*Work required*: For this exercise, repeat all of the material verbatim apart from its images.

◇ ◇ ◇ ◇

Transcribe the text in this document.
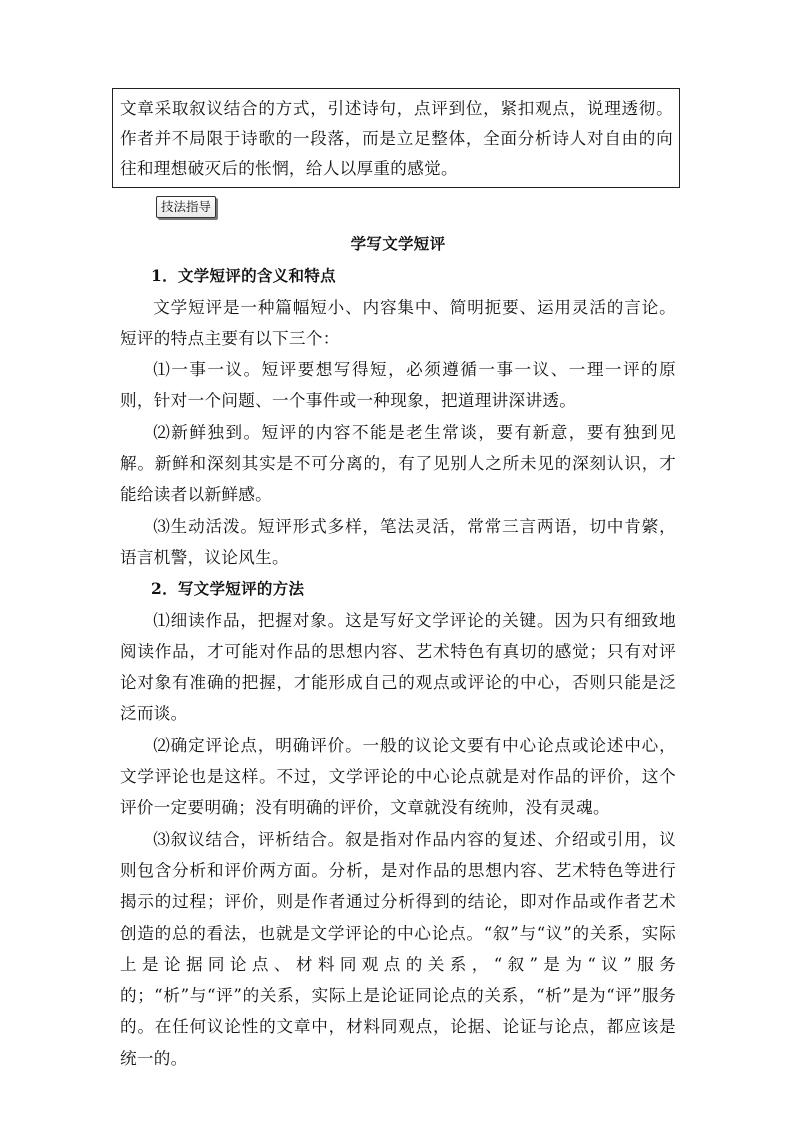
文章采取叙议结合的方式，引述诗句，点评到位，紧扣观点，说理透彻。作者并不局限于诗歌的一段落，而是立足整体，全面分析诗人对自由的向往和理想破灭后的怅惘，给人以厚重的感觉。
技法指导

学写文学短评

1．文学短评的含义和特点

文学短评是一种篇幅短小、内容集中、简明扼要、运用灵活的言论。短评的特点主要有以下三个：

⑴一事一议。短评要想写得短，必须遵循一事一议、一理一评的原则，针对一个问题、一个事件或一种现象，把道理讲深讲透。

⑵新鲜独到。短评的内容不能是老生常谈，要有新意，要有独到见解。新鲜和深刻其实是不可分离的，有了见别人之所未见的深刻认识，才能给读者以新鲜感。

⑶生动活泼。短评形式多样，笔法灵活，常常三言两语，切中肯綮，语言机警，议论风生。

2．写文学短评的方法

⑴细读作品，把握对象。这是写好文学评论的关键。因为只有细致地阅读作品，才可能对作品的思想内容、艺术特色有真切的感觉；只有对评论对象有准确的把握，才能形成自己的观点或评论的中心，否则只能是泛泛而谈。

⑵确定评论点，明确评价。一般的议论文要有中心论点或论述中心，文学评论也是这样。不过，文学评论的中心论点就是对作品的评价，这个评价一定要明确；没有明确的评价，文章就没有统帅，没有灵魂。

⑶叙议结合，评析结合。叙是指对作品内容的复述、介绍或引用，议则包含分析和评价两方面。分析，是对作品的思想内容、艺术特色等进行揭示的过程；评价，则是作者通过分析得到的结论，即对作品或作者艺术创造的总的看法，也就是文学评论的中心论点。“叙”与“议”的关系，实际上是论据同论点、材料同观点的关系，“叙”是为“议”服务的；“析”与“评”的关系，实际上是论证同论点的关系，“析”是为“评”服务的。在任何议论性的文章中，材料同观点，论据、论证与论点，都应该是统一的。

◇ ◇ ◇ ◇

*Response to the task*:
Transcribe the text in this document.
文章采取叙议结合的方式，引述诗句，点评到位，紧扣观点，说理透彻。作者并不局限于诗歌的一段落，而是立足整体，全面分析诗人对自由的向往和理想破灭后的怅惘，给人以厚重的感觉。
技法指导

学写文学短评

1．文学短评的含义和特点

文学短评是一种篇幅短小、内容集中、简明扼要、运用灵活的言论。短评的特点主要有以下三个：

⑴一事一议。短评要想写得短，必须遵循一事一议、一理一评的原则，针对一个问题、一个事件或一种现象，把道理讲深讲透。

⑵新鲜独到。短评的内容不能是老生常谈，要有新意，要有独到见解。新鲜和深刻其实是不可分离的，有了见别人之所未见的深刻认识，才能给读者以新鲜感。

⑶生动活泼。短评形式多样，笔法灵活，常常三言两语，切中肯綮，语言机警，议论风生。

2．写文学短评的方法

⑴细读作品，把握对象。这是写好文学评论的关键。因为只有细致地阅读作品，才可能对作品的思想内容、艺术特色有真切的感觉；只有对评论对象有准确的把握，才能形成自己的观点或评论的中心，否则只能是泛泛而谈。

⑵确定评论点，明确评价。一般的议论文要有中心论点或论述中心，文学评论也是这样。不过，文学评论的中心论点就是对作品的评价，这个评价一定要明确；没有明确的评价，文章就没有统帅，没有灵魂。

⑶叙议结合，评析结合。叙是指对作品内容的复述、介绍或引用，议则包含分析和评价两方面。分析，是对作品的思想内容、艺术特色等进行揭示的过程；评价，则是作者通过分析得到的结论，即对作品或作者艺术创造的总的看法，也就是文学评论的中心论点。“叙”与“议”的关系，实际上是论据同论点、材料同观点的关系，“叙”是为“议”服务的；“析”与“评”的关系，实际上是论证同论点的关系，“析”是为“评”服务的。在任何议论性的文章中，材料同观点，论据、论证与论点，都应该是统一的。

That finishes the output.